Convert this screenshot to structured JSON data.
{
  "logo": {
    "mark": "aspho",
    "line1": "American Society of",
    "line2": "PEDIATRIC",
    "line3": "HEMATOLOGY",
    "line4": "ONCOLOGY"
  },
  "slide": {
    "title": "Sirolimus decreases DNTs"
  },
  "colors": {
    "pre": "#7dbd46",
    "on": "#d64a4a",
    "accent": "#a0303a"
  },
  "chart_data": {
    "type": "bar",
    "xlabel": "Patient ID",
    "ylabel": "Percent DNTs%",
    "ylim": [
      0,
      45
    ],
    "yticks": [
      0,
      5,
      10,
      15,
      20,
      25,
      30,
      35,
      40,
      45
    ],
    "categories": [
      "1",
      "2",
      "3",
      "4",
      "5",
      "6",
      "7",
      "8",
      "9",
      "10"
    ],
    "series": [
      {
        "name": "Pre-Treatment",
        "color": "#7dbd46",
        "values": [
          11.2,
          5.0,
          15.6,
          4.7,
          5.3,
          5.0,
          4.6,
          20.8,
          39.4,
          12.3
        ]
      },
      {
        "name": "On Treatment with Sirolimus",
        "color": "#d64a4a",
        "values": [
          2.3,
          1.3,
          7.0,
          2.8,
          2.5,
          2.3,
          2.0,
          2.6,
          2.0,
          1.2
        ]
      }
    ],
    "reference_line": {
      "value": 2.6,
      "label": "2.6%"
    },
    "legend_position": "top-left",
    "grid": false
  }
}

▸ **Required task**: Take the data above and return it exactly.

▸ **Expected answer**:
Convert this screenshot to structured JSON data.
{
  "logo": {
    "mark": "aspho",
    "line1": "American Society of",
    "line2": "PEDIATRIC",
    "line3": "HEMATOLOGY",
    "line4": "ONCOLOGY"
  },
  "slide": {
    "title": "Sirolimus decreases DNTs"
  },
  "colors": {
    "pre": "#7dbd46",
    "on": "#d64a4a",
    "accent": "#a0303a"
  },
  "chart_data": {
    "type": "bar",
    "xlabel": "Patient ID",
    "ylabel": "Percent DNTs%",
    "ylim": [
      0,
      45
    ],
    "yticks": [
      0,
      5,
      10,
      15,
      20,
      25,
      30,
      35,
      40,
      45
    ],
    "categories": [
      "1",
      "2",
      "3",
      "4",
      "5",
      "6",
      "7",
      "8",
      "9",
      "10"
    ],
    "series": [
      {
        "name": "Pre-Treatment",
        "color": "#7dbd46",
        "values": [
          11.2,
          5.0,
          15.6,
          4.7,
          5.3,
          5.0,
          4.6,
          20.8,
          39.4,
          12.3
        ]
      },
      {
        "name": "On Treatment with Sirolimus",
        "color": "#d64a4a",
        "values": [
          2.3,
          1.3,
          7.0,
          2.8,
          2.5,
          2.3,
          2.0,
          2.6,
          2.0,
          1.2
        ]
      }
    ],
    "reference_line": {
      "value": 2.6,
      "label": "2.6%"
    },
    "legend_position": "top-left",
    "grid": false
  }
}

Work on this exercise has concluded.